• [STATED PROBLEM] From the entries below, copy every line that holds the word "this".

• [Dataset records]
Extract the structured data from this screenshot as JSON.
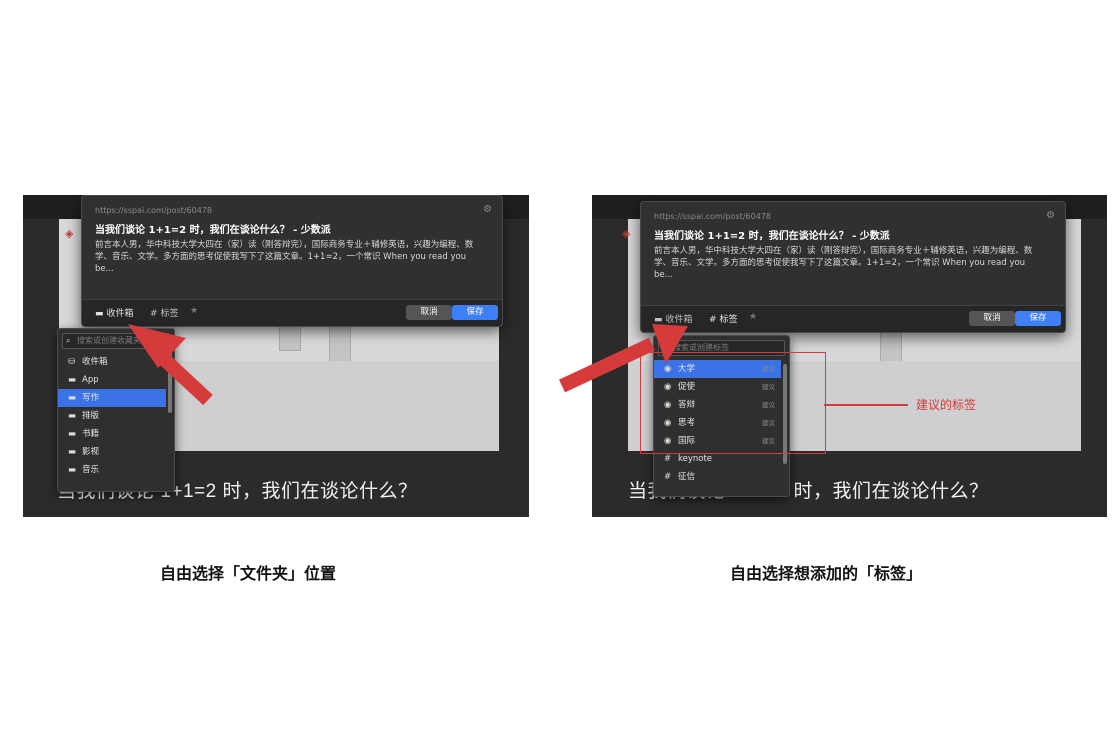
{
  "popup": {
    "url": "https://sspai.com/post/60478",
    "title": "当我们谈论 1+1=2 时，我们在谈论什么？ - 少数派",
    "description": "前言本人男，华中科技大学大四在（家）读（刚答辩完），国际商务专业＋辅修英语，兴趣为编程、数学、音乐、文学。多方面的思考促使我写下了这篇文章。1+1=2，一个常识 When you read you be...",
    "inbox_label": "收件箱",
    "tag_label": "标签",
    "cancel_label": "取消",
    "save_label": "保存"
  },
  "left": {
    "search_placeholder": "搜索或创建收藏夹",
    "folders": [
      {
        "label": "收件箱",
        "icon": "inbox-icon"
      },
      {
        "label": "App",
        "icon": "folder-icon"
      },
      {
        "label": "写作",
        "icon": "folder-icon",
        "selected": true
      },
      {
        "label": "排版",
        "icon": "folder-icon"
      },
      {
        "label": "书籍",
        "icon": "folder-icon"
      },
      {
        "label": "影视",
        "icon": "folder-icon"
      },
      {
        "label": "音乐",
        "icon": "folder-icon"
      }
    ],
    "caption": "自由选择「文件夹」位置"
  },
  "right": {
    "search_placeholder": "搜索或创建标签",
    "tags": [
      {
        "label": "大学",
        "suggested": "建议",
        "selected": true
      },
      {
        "label": "促使",
        "suggested": "建议"
      },
      {
        "label": "答辩",
        "suggested": "建议"
      },
      {
        "label": "思考",
        "suggested": "建议"
      },
      {
        "label": "国际",
        "suggested": "建议"
      },
      {
        "label": "keynote",
        "suggested": ""
      },
      {
        "label": "征信",
        "suggested": ""
      }
    ],
    "annotation": "建议的标签",
    "caption": "自由选择想添加的「标签」"
  },
  "background_heading": "当我们谈论 1+1=2 时，我们在谈论什么？",
  "colors": {
    "accent": "#3f7ff5",
    "annotation": "#d63b3b"
  }
}
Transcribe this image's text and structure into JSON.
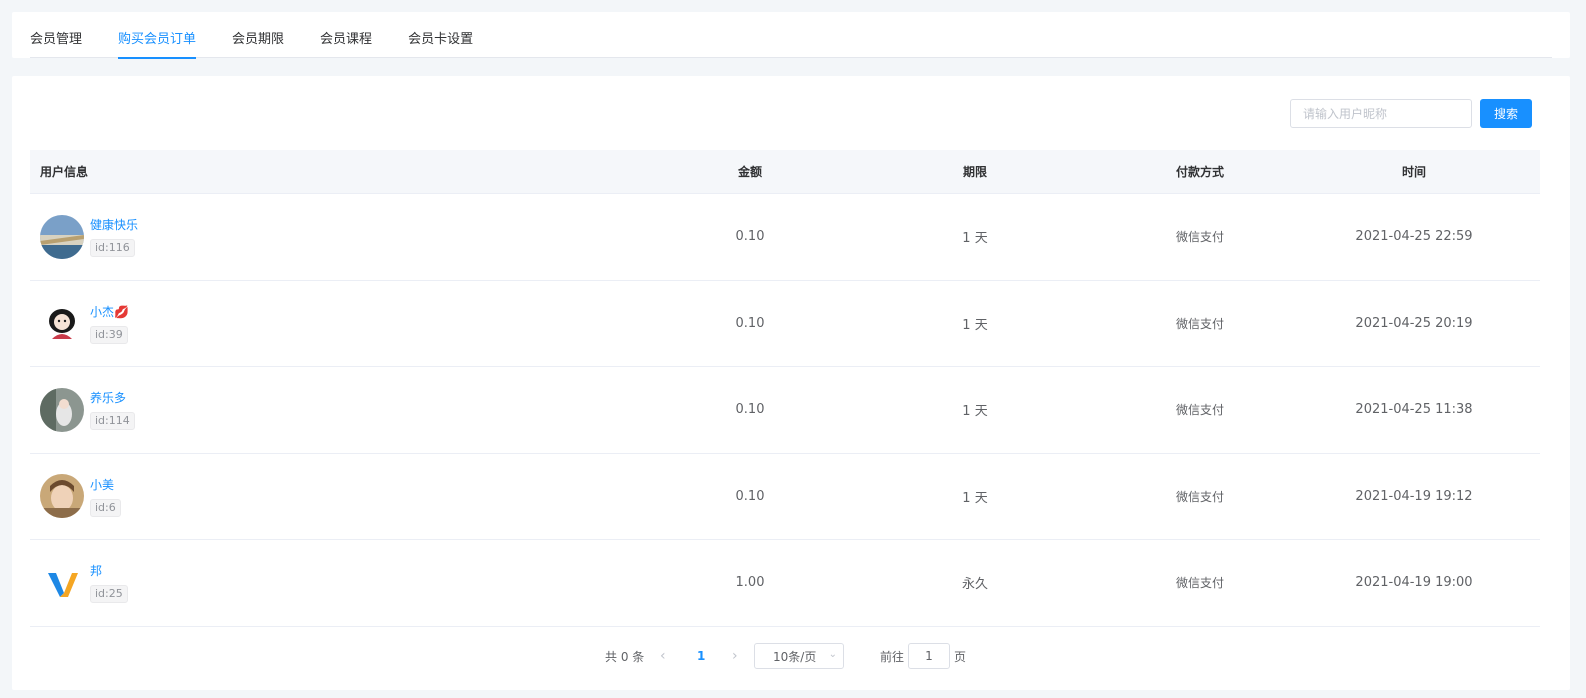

• [FULL SOLUTION]
Extract the structured data from this screenshot as JSON.
Transcribe this image's text and structure into JSON.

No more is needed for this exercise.